- Textauszug
════════════════════

Alles sein - am besten gleichzeitig
Die konfusen und mit viel schwarzem Humor geschriebenen Texte des Schriftstellers Peter Wawerzinek kommen gut an. Einen Auszug aus dem Buch "Rabenliebe", in dem er sich an seine schwierige Kindheit erinnert, liest er bei den Tagen der deutschsprachigen Literatur in Klagenfurt. Er ist ein Autor, der nicht nur schreibt, sondern auch Musik macht, Regie führt, und und und ...
"Ich find' das immer am wichtigsten und am schönsten, wenn jemand sagt: 'Was? Du bist DER Schriftsteller? Das hätt' ich jetzt nicht gedacht. So wie du redest, wie du dich benimmst, wie du gekleidet bist. Also ich würde da lieber für nen Bauern oder für den 'Fahren sie mich bitte zum Bahnhof' gehalten werden und ich würde versuchen, das dann auch zu machen. (lacht) Ja ..."
Peter Wawerzinek, 56 Jahre alt, eher klein, vielleicht 1,60 groß, mit schütterem Haar und kleinen, grün-grauen Augen ist ein unsteter, wuseliger Mensch. Nur eine Sache machen, sich festlegen - unmöglich für ihn. Lieber: Alles sein, alles machen – am besten gleichzeitig. Als Treffpunkt hat er die Frida-Kahlo-Ausstellung im Berliner Martin-Gropius-Bau ausgesucht. Fotografien und Bilder anschauen, dabei gleichzeitig ein Interview geben. Es sprudelt förmlich aus ihm heraus:
"Es gibt viele Freunde, die verdrehen die Augen. Die setzen sich an nen anderen Tisch und sagen: Jetzt kommt der wieder und quatscht und quatscht und quatscht."

════════════════════

- Zeilen
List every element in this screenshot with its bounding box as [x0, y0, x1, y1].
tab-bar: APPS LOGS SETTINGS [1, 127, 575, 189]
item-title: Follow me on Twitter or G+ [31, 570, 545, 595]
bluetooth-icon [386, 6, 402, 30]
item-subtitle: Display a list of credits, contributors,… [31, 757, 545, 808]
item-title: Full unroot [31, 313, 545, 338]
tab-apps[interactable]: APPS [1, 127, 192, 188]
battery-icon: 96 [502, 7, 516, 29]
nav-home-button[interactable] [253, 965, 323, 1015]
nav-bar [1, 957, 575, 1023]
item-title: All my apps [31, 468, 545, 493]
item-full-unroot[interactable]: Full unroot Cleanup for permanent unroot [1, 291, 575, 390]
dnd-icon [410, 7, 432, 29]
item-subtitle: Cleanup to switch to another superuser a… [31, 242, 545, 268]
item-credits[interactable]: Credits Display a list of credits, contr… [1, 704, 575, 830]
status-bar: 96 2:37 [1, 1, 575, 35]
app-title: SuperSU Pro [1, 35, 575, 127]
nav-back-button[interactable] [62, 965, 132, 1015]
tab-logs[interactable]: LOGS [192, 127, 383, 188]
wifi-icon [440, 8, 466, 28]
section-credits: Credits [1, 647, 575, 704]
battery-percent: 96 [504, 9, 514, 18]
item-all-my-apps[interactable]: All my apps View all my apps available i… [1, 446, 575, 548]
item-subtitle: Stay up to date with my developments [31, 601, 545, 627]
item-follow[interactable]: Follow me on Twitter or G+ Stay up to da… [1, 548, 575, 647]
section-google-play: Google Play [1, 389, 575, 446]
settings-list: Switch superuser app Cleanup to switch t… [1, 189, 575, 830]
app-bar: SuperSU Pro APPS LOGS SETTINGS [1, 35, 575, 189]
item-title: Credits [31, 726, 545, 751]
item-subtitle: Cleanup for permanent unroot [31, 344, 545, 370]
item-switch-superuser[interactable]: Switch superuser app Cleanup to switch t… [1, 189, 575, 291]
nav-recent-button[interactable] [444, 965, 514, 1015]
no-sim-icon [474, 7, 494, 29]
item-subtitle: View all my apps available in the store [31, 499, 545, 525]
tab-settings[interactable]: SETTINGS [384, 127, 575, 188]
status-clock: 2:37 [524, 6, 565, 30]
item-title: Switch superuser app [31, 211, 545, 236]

════════════════════

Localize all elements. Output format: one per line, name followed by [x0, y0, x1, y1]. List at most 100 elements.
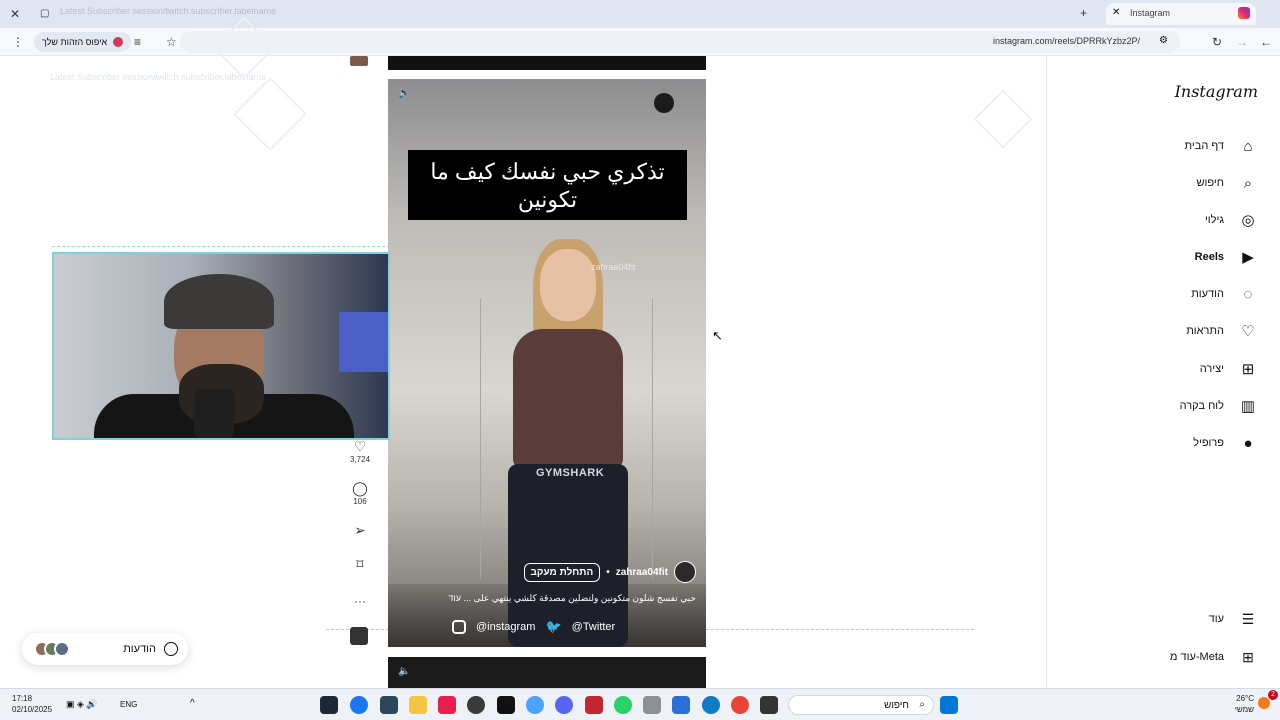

════════════════════

- Aufgabenstellung
Führen Sie den Text über den Schriftsteller Peter Wawerzinek im Anschluss an seinen letzten Satz fort.

- Ergebnis
Und das, obwohl er in den ersten vier Lebensjahren fast gar nicht gesprochen hat.
"Es gab wohl bis zum vierten Lebensjahr keinen Anlass. Also, ich war da eher verwahrt, würde ich mal sagen. Weggesteckt, angebunden an so Sprossen, mit so nem bestimmten Windel-Knoten. Ich war, glaub ich, mehr so ein autistisch veranlagtes Kind."
Ein Kind, das die Mutter, zweijährig, in der Rostocker Wohnung zurücklässt, als sie aus der DDR in den Westen flieht. Nach tagelangem Wimmern rufen die Nachbarn die Polizei, Peter Wawerzinek, geborener Peter Runkel, wird in ein Säuglingsheim gegeben. Im Grundschulalter lernt er seine ersten Adoptiveltern kennen.
"Ich komm ja immer noch durcheinander. Ich hatte mich nämlich entschieden, nicht Adoptiveltern zu sagen, sondern Adoptionseltern, Adoptionsvater, Adoptionsmutter. Um, äh, weil Adoptiv ist so wie kreativ, objektiv. Und ich wollte –ions, das ist so wie Funktions- und alles das, was mit –ions zu tun hat, ne."
Die Adoption als fremdbestimmtes Ereignis - so muss der junge Peter diese Zeit erlebt haben. Wirklich ankommen – unmöglich. Zweimal muss er die Familie noch wechseln, und auch in der dritten bleibt es schwierig.
"Aber die Adoptionsmutter hat sich schon schwer und auch unheilvoll ins Zeug geschmissen. Sie wollte halt dem ganzen Ort und möglichst auch dem ganzen Kreis und der ganzen Welt zeigen, was aus so einem Heimkind zu machen ist."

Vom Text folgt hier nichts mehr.